[Stored entries]
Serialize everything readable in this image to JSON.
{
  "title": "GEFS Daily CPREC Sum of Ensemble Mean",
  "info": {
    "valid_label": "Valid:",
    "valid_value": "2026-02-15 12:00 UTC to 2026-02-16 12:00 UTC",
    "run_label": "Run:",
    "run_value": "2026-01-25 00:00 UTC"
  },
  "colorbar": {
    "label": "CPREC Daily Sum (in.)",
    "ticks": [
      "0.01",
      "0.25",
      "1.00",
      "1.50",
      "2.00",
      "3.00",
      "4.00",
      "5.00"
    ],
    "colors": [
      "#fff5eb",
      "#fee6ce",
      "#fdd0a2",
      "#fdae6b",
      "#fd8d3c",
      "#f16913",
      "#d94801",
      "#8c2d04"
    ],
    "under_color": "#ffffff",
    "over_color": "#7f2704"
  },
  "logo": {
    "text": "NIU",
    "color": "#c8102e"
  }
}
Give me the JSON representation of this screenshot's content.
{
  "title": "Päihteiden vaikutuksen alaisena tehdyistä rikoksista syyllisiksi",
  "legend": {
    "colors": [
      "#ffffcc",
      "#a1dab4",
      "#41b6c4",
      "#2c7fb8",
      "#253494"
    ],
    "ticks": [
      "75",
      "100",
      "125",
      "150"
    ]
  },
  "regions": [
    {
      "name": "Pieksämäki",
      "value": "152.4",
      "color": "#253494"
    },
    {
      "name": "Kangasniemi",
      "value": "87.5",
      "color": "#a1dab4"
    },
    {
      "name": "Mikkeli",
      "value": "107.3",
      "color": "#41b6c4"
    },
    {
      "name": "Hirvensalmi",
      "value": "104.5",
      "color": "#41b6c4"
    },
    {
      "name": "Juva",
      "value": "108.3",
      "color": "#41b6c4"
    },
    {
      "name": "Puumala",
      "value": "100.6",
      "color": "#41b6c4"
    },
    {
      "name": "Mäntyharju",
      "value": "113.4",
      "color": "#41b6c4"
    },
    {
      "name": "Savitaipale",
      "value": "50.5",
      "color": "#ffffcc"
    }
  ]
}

## Problem:
Transcribe all the entries, keeping each one exactly as it is.

## Exercise response:
Serialize everything readable in this image to JSON.
{
  "title": "GEFS Daily CPREC Sum of Ensemble Mean",
  "info": {
    "valid_label": "Valid:",
    "valid_value": "2026-02-15 12:00 UTC to 2026-02-16 12:00 UTC",
    "run_label": "Run:",
    "run_value": "2026-01-25 00:00 UTC"
  },
  "colorbar": {
    "label": "CPREC Daily Sum (in.)",
    "ticks": [
      "0.01",
      "0.25",
      "1.00",
      "1.50",
      "2.00",
      "3.00",
      "4.00",
      "5.00"
    ],
    "colors": [
      "#fff5eb",
      "#fee6ce",
      "#fdd0a2",
      "#fdae6b",
      "#fd8d3c",
      "#f16913",
      "#d94801",
      "#8c2d04"
    ],
    "under_color": "#ffffff",
    "over_color": "#7f2704"
  },
  "logo": {
    "text": "NIU",
    "color": "#c8102e"
  }
}
Give me the JSON representation of this screenshot's content.
{
  "title": "Päihteiden vaikutuksen alaisena tehdyistä rikoksista syyllisiksi",
  "legend": {
    "colors": [
      "#ffffcc",
      "#a1dab4",
      "#41b6c4",
      "#2c7fb8",
      "#253494"
    ],
    "ticks": [
      "75",
      "100",
      "125",
      "150"
    ]
  },
  "regions": [
    {
      "name": "Pieksämäki",
      "value": "152.4",
      "color": "#253494"
    },
    {
      "name": "Kangasniemi",
      "value": "87.5",
      "color": "#a1dab4"
    },
    {
      "name": "Mikkeli",
      "value": "107.3",
      "color": "#41b6c4"
    },
    {
      "name": "Hirvensalmi",
      "value": "104.5",
      "color": "#41b6c4"
    },
    {
      "name": "Juva",
      "value": "108.3",
      "color": "#41b6c4"
    },
    {
      "name": "Puumala",
      "value": "100.6",
      "color": "#41b6c4"
    },
    {
      "name": "Mäntyharju",
      "value": "113.4",
      "color": "#41b6c4"
    },
    {
      "name": "Savitaipale",
      "value": "50.5",
      "color": "#ffffcc"
    }
  ]
}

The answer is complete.